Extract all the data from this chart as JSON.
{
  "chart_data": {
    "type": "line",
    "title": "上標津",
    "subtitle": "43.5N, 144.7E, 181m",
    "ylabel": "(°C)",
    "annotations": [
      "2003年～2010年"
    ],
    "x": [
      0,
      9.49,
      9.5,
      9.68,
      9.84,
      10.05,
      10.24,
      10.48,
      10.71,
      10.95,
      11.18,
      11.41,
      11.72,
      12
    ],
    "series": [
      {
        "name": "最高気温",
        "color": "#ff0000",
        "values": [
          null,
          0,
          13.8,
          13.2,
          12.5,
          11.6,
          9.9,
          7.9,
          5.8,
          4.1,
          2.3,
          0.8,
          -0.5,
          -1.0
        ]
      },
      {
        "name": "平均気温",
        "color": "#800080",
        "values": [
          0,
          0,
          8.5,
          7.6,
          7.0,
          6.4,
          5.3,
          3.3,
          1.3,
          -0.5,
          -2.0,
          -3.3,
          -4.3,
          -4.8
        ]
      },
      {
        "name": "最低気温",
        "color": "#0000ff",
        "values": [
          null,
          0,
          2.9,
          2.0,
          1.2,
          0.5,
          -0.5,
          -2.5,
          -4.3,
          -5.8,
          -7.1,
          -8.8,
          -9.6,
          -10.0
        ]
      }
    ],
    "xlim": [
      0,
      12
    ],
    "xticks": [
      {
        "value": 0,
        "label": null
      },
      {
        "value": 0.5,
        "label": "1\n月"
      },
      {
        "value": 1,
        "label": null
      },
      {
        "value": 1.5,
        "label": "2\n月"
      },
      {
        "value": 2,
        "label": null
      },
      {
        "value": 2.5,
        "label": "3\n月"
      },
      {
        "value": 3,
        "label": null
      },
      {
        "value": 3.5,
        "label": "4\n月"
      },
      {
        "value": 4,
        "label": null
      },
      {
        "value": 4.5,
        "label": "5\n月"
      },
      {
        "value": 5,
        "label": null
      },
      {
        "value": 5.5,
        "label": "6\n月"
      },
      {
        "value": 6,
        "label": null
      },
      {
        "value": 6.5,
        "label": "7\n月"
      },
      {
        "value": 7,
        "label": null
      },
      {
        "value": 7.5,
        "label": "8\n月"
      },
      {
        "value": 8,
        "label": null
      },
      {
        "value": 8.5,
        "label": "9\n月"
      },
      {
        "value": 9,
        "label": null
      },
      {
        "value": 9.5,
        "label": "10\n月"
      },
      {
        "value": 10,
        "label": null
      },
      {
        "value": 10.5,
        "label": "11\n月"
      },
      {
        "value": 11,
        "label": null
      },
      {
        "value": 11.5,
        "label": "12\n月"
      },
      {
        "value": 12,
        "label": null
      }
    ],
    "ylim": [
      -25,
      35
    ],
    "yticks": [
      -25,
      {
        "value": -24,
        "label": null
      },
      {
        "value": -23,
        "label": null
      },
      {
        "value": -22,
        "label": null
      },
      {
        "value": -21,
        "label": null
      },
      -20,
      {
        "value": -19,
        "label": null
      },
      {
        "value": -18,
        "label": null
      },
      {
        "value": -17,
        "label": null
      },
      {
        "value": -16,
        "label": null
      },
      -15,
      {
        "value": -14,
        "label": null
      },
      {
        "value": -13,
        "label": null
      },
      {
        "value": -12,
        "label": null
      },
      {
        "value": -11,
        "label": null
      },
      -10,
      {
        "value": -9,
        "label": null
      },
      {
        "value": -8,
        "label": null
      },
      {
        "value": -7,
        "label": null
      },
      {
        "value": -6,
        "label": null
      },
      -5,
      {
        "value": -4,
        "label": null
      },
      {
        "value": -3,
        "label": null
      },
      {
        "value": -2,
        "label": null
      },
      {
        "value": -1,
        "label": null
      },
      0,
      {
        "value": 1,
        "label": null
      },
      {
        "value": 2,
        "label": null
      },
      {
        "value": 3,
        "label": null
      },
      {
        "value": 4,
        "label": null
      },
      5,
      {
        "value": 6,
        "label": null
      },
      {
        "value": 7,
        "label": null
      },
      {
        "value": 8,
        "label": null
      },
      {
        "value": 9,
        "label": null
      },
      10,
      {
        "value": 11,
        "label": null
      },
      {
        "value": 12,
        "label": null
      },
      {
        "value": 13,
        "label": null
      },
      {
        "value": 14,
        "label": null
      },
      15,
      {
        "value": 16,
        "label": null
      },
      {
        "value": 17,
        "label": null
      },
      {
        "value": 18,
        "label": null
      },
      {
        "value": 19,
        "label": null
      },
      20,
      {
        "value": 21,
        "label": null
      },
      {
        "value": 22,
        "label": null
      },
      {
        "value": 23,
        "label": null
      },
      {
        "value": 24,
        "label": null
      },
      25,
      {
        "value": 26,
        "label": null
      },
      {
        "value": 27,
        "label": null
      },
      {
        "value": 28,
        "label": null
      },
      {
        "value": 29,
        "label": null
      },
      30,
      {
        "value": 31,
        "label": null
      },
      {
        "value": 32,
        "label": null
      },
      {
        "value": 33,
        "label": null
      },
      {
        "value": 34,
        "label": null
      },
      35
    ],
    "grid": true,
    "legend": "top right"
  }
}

====

Work to do:
Go through the entries above and copy every line containing "color".

Solved exercise:
        "color": "#ff0000",
        "color": "#800080",
        "color": "#0000ff",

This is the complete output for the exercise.